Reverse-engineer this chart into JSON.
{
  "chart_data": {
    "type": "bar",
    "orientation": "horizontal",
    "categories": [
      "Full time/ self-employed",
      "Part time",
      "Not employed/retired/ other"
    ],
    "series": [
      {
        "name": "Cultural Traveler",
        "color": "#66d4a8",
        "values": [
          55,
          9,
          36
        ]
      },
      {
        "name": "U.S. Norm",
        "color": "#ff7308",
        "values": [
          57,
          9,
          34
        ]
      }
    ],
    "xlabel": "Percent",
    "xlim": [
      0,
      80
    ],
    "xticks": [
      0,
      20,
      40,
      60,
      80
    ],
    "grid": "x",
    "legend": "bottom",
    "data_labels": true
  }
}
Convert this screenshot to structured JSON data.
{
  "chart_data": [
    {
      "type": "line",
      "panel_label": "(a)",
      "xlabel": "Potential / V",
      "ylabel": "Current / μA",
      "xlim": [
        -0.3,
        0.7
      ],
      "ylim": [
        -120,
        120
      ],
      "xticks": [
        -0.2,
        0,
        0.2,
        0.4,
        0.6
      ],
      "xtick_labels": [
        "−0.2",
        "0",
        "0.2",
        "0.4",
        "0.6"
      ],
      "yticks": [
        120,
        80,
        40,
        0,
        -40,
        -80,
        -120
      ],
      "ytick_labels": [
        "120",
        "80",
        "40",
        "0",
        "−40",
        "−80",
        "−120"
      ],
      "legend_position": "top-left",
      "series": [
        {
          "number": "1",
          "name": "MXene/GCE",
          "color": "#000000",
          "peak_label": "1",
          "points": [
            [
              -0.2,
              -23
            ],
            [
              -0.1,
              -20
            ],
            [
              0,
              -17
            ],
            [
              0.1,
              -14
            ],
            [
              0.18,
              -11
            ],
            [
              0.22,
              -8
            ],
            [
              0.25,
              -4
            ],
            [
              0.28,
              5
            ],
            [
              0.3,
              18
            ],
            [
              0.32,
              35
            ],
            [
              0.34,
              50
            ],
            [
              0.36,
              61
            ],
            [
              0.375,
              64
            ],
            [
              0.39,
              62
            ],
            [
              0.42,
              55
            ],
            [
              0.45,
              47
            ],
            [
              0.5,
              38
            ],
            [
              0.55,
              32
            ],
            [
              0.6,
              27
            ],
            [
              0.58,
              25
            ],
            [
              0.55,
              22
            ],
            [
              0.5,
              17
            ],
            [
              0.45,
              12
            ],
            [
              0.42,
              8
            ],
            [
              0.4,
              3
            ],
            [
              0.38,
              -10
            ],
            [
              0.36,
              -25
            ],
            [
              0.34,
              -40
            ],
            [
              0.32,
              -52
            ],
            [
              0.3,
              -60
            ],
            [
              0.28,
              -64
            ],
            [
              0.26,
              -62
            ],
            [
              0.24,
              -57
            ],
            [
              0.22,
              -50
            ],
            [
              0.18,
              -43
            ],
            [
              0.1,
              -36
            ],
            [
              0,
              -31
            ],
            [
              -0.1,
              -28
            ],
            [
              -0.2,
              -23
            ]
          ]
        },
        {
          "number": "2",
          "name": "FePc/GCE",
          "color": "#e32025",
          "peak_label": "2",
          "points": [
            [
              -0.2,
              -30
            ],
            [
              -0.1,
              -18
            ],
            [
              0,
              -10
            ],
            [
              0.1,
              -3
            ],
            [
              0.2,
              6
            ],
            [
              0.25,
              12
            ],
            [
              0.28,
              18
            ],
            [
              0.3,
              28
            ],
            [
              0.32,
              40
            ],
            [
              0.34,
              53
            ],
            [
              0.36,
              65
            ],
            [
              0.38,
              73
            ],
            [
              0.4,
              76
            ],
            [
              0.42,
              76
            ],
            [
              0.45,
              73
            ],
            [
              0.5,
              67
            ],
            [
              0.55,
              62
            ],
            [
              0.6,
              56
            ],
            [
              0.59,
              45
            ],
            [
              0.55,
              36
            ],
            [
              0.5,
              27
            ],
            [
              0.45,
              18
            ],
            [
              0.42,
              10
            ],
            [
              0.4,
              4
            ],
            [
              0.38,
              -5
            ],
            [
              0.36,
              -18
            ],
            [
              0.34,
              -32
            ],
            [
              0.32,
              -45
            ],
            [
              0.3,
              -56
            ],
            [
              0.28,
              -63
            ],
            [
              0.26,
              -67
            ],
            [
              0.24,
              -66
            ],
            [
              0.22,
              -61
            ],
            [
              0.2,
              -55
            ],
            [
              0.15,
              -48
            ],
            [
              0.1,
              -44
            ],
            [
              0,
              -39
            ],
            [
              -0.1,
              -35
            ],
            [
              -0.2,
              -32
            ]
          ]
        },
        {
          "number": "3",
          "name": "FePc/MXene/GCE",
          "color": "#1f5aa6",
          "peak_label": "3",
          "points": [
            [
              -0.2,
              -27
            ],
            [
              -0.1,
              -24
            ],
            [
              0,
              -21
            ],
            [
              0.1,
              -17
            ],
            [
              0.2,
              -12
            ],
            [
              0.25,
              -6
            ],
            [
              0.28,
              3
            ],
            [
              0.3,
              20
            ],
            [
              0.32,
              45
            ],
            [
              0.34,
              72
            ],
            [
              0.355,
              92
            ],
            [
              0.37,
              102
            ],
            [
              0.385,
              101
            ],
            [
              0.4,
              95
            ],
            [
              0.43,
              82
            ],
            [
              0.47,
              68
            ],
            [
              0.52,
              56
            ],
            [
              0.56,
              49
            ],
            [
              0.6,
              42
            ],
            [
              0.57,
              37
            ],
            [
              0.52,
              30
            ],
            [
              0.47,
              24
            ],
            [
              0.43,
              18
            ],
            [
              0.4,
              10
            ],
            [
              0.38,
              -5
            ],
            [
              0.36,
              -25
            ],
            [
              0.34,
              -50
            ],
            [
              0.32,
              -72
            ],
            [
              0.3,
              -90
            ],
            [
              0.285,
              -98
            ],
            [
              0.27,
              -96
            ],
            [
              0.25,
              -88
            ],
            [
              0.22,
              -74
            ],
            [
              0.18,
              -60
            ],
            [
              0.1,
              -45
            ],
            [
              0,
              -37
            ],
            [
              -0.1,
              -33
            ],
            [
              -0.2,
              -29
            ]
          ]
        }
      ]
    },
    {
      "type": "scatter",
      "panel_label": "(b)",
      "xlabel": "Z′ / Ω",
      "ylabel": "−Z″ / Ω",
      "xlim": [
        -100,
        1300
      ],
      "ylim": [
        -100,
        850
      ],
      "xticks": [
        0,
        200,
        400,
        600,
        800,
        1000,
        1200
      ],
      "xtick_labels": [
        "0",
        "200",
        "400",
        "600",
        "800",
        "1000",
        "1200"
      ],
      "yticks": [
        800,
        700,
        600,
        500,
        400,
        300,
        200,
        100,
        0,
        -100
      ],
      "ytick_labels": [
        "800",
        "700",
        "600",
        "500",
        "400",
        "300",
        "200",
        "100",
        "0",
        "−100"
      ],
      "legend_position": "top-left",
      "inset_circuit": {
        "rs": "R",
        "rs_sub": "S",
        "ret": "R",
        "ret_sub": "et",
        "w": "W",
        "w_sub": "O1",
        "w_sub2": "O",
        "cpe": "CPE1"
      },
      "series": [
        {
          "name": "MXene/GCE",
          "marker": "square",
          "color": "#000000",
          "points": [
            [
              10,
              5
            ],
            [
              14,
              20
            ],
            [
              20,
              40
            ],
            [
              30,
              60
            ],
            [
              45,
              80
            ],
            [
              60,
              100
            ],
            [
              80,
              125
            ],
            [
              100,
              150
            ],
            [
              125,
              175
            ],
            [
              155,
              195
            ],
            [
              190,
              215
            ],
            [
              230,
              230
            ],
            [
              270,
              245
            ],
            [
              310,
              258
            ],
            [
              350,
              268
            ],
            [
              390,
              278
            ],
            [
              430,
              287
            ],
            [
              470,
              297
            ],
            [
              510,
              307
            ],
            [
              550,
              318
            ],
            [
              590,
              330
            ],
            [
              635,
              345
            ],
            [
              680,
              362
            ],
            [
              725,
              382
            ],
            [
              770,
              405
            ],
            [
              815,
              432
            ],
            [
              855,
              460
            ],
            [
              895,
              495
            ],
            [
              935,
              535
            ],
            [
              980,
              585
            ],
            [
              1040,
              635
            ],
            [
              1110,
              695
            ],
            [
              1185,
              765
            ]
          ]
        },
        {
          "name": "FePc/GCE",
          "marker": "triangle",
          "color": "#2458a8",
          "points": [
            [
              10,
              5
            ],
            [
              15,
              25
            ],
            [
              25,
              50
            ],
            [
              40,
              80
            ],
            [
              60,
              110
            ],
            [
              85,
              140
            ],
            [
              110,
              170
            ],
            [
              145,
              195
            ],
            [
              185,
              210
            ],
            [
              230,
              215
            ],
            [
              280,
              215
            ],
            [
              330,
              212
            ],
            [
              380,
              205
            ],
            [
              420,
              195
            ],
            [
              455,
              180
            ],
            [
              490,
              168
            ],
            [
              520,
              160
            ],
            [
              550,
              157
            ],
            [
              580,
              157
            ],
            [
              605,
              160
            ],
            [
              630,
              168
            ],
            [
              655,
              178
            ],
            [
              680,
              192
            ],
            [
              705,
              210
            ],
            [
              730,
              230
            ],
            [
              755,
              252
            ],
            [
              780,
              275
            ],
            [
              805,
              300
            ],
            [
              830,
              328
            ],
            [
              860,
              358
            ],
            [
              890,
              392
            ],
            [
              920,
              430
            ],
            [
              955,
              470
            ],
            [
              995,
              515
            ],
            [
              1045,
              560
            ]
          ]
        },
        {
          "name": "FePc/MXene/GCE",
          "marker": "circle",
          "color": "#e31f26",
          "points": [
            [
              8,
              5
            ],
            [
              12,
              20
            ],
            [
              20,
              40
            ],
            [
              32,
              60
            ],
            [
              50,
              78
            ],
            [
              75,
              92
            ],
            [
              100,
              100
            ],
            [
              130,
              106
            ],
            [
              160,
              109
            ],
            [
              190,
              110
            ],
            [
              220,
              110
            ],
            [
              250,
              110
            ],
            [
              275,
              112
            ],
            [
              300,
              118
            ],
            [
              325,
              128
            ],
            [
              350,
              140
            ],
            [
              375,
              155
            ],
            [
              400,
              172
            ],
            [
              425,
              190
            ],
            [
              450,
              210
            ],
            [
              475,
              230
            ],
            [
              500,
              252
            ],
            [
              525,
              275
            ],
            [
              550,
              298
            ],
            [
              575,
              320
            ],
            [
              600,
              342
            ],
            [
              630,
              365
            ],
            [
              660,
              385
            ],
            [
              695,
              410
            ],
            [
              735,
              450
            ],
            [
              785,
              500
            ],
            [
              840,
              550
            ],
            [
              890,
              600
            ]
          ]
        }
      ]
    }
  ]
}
____
Written exercise —
In the entries above, identify every line with the word "JSON". Copy those lines.

Output —
Reverse-engineer this chart into JSON.
Convert this screenshot to structured JSON data.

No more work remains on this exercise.